Some records ::
────────
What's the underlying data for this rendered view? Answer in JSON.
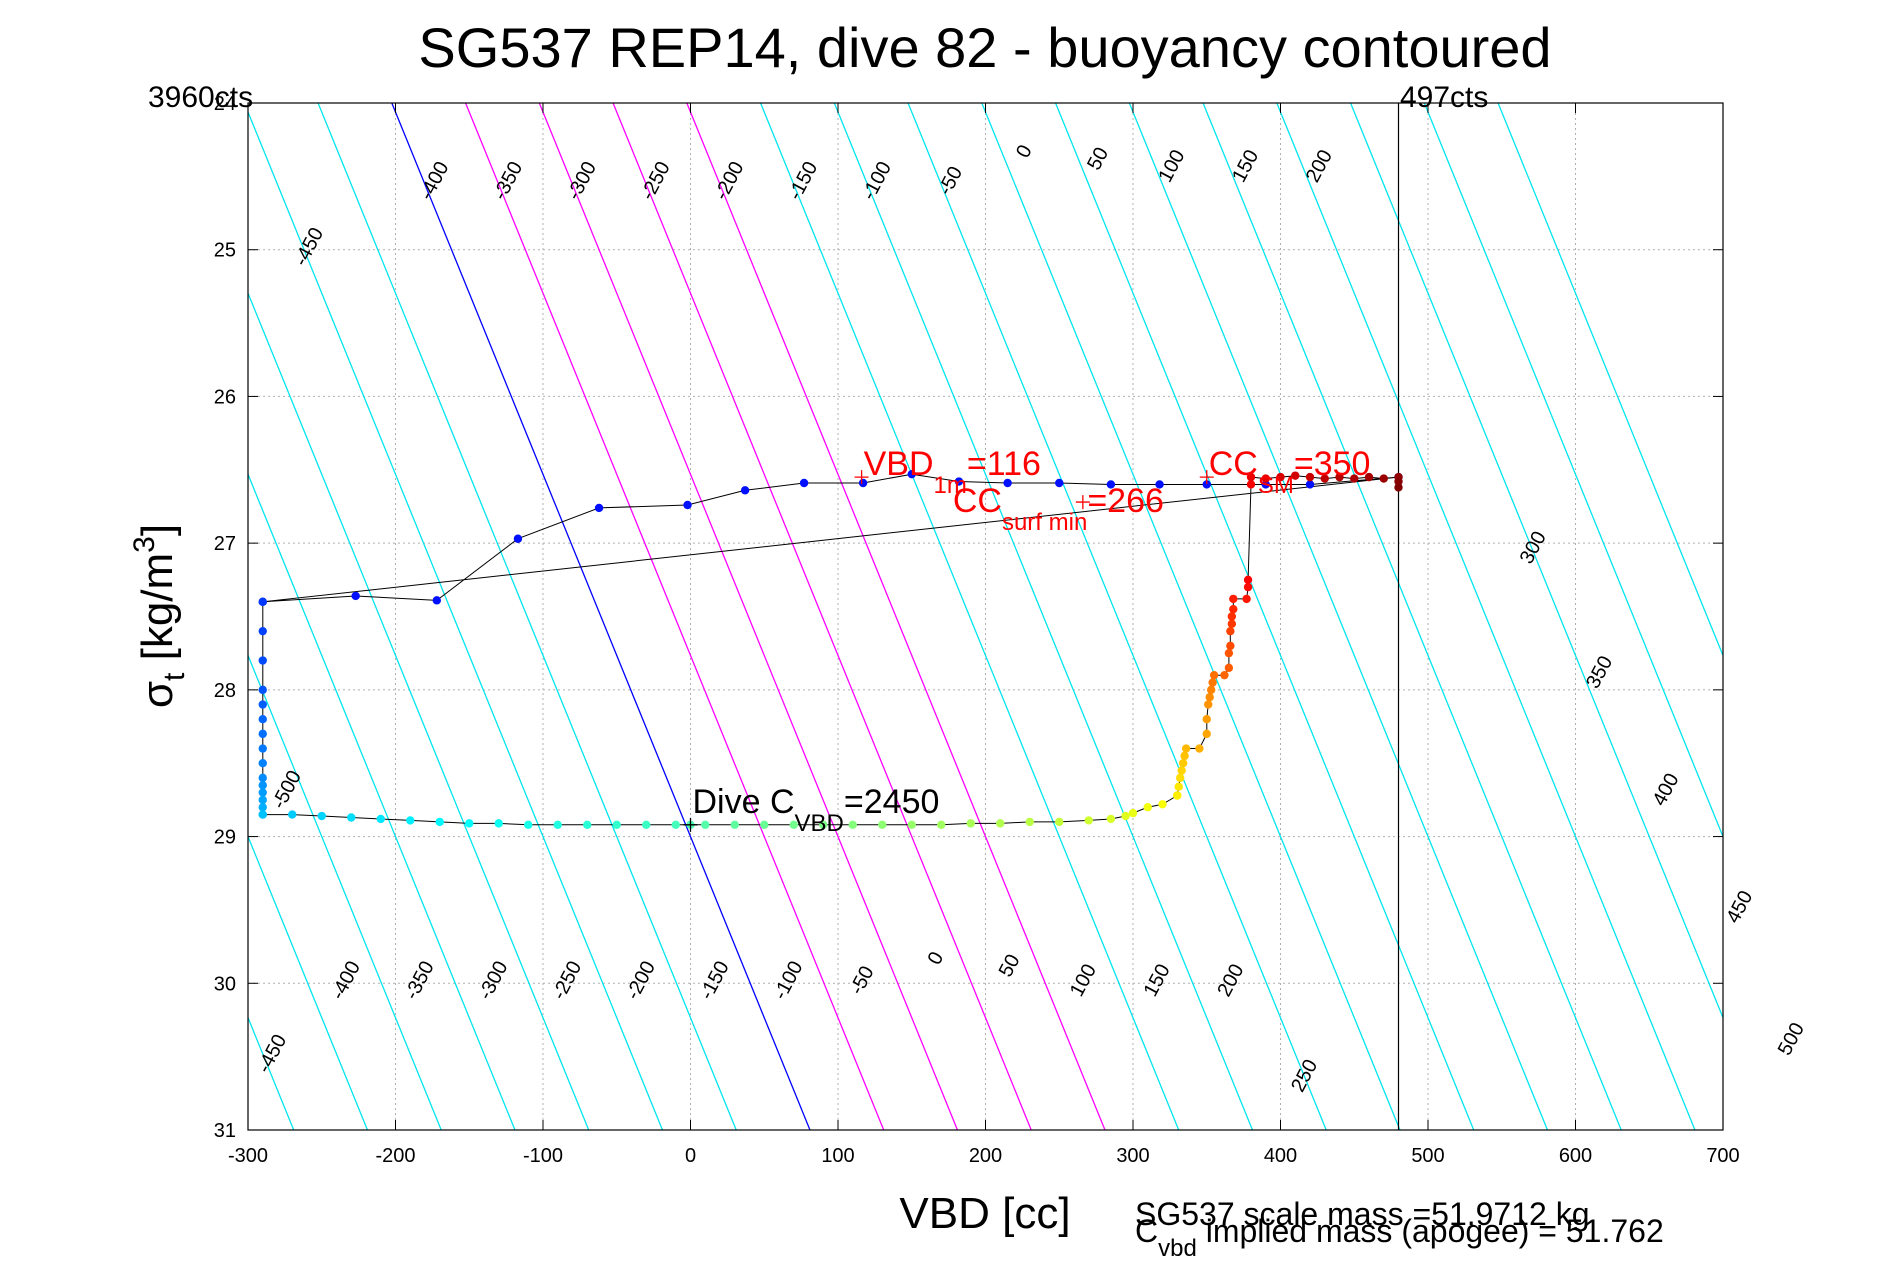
{
  "chart_data": {
    "type": "scatter",
    "title": "SG537 REP14, dive 82 - buoyancy contoured",
    "xlabel": "VBD [cc]",
    "ylabel": {
      "base": "σ",
      "sub": "t",
      "unit_pre": " [kg/m",
      "unit_sup": "3",
      "unit_post": "]"
    },
    "xlim": [
      -300,
      700
    ],
    "ylim": [
      31,
      24
    ],
    "y_reversed": true,
    "x_ticks": [
      -300,
      -200,
      -100,
      0,
      100,
      200,
      300,
      400,
      500,
      600,
      700
    ],
    "y_ticks": [
      24,
      25,
      26,
      27,
      28,
      29,
      30,
      31
    ],
    "grid": true,
    "corner_labels": {
      "left": "3960cts",
      "right": "497cts"
    },
    "contours": {
      "slope_cc_per_sigma": 40.5,
      "reference": {
        "x": 0,
        "y": 29
      },
      "spacing_cc": 50,
      "levels": [
        -500,
        -450,
        -400,
        -350,
        -300,
        -250,
        -200,
        -150,
        -100,
        -50,
        0,
        50,
        100,
        150,
        200,
        250,
        300,
        350,
        400,
        450,
        500,
        550,
        600,
        650,
        700,
        750
      ],
      "neutral_color": "#0000ff",
      "negative_color": "#00e5ee",
      "positive_color": "#ff00ff",
      "positive_limit": 200,
      "labels_top": [
        {
          "level": -450,
          "x": -255,
          "y": 25.0
        },
        {
          "level": -400,
          "x": -170,
          "y": 24.55
        },
        {
          "level": -350,
          "x": -120,
          "y": 24.55
        },
        {
          "level": -300,
          "x": -70,
          "y": 24.55
        },
        {
          "level": -250,
          "x": -20,
          "y": 24.55
        },
        {
          "level": -200,
          "x": 30,
          "y": 24.55
        },
        {
          "level": -150,
          "x": 80,
          "y": 24.55
        },
        {
          "level": -100,
          "x": 130,
          "y": 24.55
        },
        {
          "level": -50,
          "x": 180,
          "y": 24.55
        },
        {
          "level": 0,
          "x": 230,
          "y": 24.35
        },
        {
          "level": 50,
          "x": 280,
          "y": 24.4
        },
        {
          "level": 100,
          "x": 330,
          "y": 24.45
        },
        {
          "level": 150,
          "x": 380,
          "y": 24.45
        },
        {
          "level": 200,
          "x": 430,
          "y": 24.45
        },
        {
          "level": 300,
          "x": 575,
          "y": 27.05
        },
        {
          "level": 350,
          "x": 620,
          "y": 27.9
        },
        {
          "level": 400,
          "x": 665,
          "y": 28.7
        },
        {
          "level": 450,
          "x": 715,
          "y": 29.5
        },
        {
          "level": 500,
          "x": 750,
          "y": 30.4
        }
      ],
      "labels_bottom": [
        {
          "level": -500,
          "x": -270,
          "y": 28.7
        },
        {
          "level": -450,
          "x": -280,
          "y": 30.5
        },
        {
          "level": -400,
          "x": -230,
          "y": 30.0
        },
        {
          "level": -350,
          "x": -180,
          "y": 30.0
        },
        {
          "level": -300,
          "x": -130,
          "y": 30.0
        },
        {
          "level": -250,
          "x": -80,
          "y": 30.0
        },
        {
          "level": -200,
          "x": -30,
          "y": 30.0
        },
        {
          "level": -150,
          "x": 20,
          "y": 30.0
        },
        {
          "level": -100,
          "x": 70,
          "y": 30.0
        },
        {
          "level": -50,
          "x": 120,
          "y": 30.0
        },
        {
          "level": 0,
          "x": 170,
          "y": 29.85
        },
        {
          "level": 50,
          "x": 220,
          "y": 29.9
        },
        {
          "level": 100,
          "x": 270,
          "y": 30.0
        },
        {
          "level": 150,
          "x": 320,
          "y": 30.0
        },
        {
          "level": 200,
          "x": 370,
          "y": 30.0
        },
        {
          "level": 250,
          "x": 420,
          "y": 30.65
        }
      ]
    },
    "vertical_line_x": 480,
    "annotations": [
      {
        "id": "vbd1m",
        "base": "VBD",
        "sub": "1m",
        "value": "=116",
        "x": 116,
        "y": 26.55,
        "color": "#ff0000"
      },
      {
        "id": "ccsm",
        "base": "CC",
        "sub": "SM",
        "value": "=350",
        "x": 350,
        "y": 26.55,
        "color": "#ff0000"
      },
      {
        "id": "ccsurf",
        "base": "CC",
        "sub": "surf min",
        "value": "=266",
        "x": 266,
        "y": 26.72,
        "color": "#ff0000"
      },
      {
        "id": "divecvbd",
        "base": "Dive C",
        "sub": "VBD",
        "value": "=2450",
        "x": 0,
        "y": 28.92,
        "color": "#000000"
      }
    ],
    "footer": {
      "scale_mass": "SG537 scale mass =51.9712 kg",
      "implied_base": "C",
      "implied_sub": "vbd",
      "implied_rest": " implied mass (apogee) = 51.762"
    },
    "series": [
      {
        "name": "upper",
        "x": [
          -290,
          -227,
          -172,
          -117,
          -62,
          -2,
          37,
          77,
          117,
          150,
          182,
          215,
          250,
          285,
          318,
          350,
          390,
          420,
          480
        ],
        "y": [
          27.4,
          27.36,
          27.39,
          26.97,
          26.76,
          26.74,
          26.64,
          26.59,
          26.59,
          26.53,
          26.58,
          26.59,
          26.59,
          26.6,
          26.6,
          26.6,
          26.6,
          26.6,
          26.55
        ]
      },
      {
        "name": "left",
        "x": [
          -290,
          -290,
          -290,
          -290,
          -290,
          -290,
          -290,
          -290,
          -290,
          -290,
          -290,
          -290,
          -290,
          -290,
          -290
        ],
        "y": [
          27.4,
          27.6,
          27.8,
          28.0,
          28.1,
          28.2,
          28.3,
          28.4,
          28.5,
          28.6,
          28.65,
          28.7,
          28.75,
          28.8,
          28.85
        ]
      },
      {
        "name": "bottom",
        "x": [
          -290,
          -270,
          -250,
          -230,
          -210,
          -190,
          -170,
          -150,
          -130,
          -110,
          -90,
          -70,
          -50,
          -30,
          -10,
          0,
          10,
          30,
          50,
          70,
          90,
          110,
          130,
          150,
          170,
          190,
          210,
          230,
          250,
          270,
          285,
          295,
          300,
          310,
          320,
          330
        ],
        "y": [
          28.85,
          28.85,
          28.86,
          28.87,
          28.88,
          28.89,
          28.9,
          28.91,
          28.91,
          28.92,
          28.92,
          28.92,
          28.92,
          28.92,
          28.92,
          28.92,
          28.92,
          28.92,
          28.92,
          28.92,
          28.92,
          28.92,
          28.92,
          28.92,
          28.92,
          28.91,
          28.91,
          28.9,
          28.9,
          28.89,
          28.88,
          28.86,
          28.84,
          28.8,
          28.78,
          28.72
        ]
      },
      {
        "name": "climb",
        "x": [
          330,
          331,
          332,
          333,
          334,
          335,
          336,
          345,
          350,
          350,
          351,
          352,
          353,
          354,
          355,
          362,
          365,
          365,
          366,
          366,
          367,
          367,
          368,
          368,
          377,
          378,
          378,
          380
        ],
        "y": [
          28.72,
          28.66,
          28.6,
          28.55,
          28.5,
          28.45,
          28.4,
          28.4,
          28.3,
          28.2,
          28.1,
          28.05,
          28.0,
          27.95,
          27.9,
          27.9,
          27.85,
          27.75,
          27.7,
          27.6,
          27.55,
          27.5,
          27.45,
          27.38,
          27.38,
          27.3,
          27.25,
          26.6
        ]
      },
      {
        "name": "top",
        "x": [
          380,
          390,
          400,
          410,
          420,
          430,
          440,
          450,
          460,
          470,
          480,
          480,
          480
        ],
        "y": [
          26.55,
          26.56,
          26.55,
          26.54,
          26.55,
          26.56,
          26.55,
          26.56,
          26.55,
          26.56,
          26.55,
          26.58,
          26.62
        ]
      }
    ]
  }
}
────────
Exercise details :: In the listing above, how many lines include the word "mass"? Answer with the number and nothing more.

Result of the task :: 2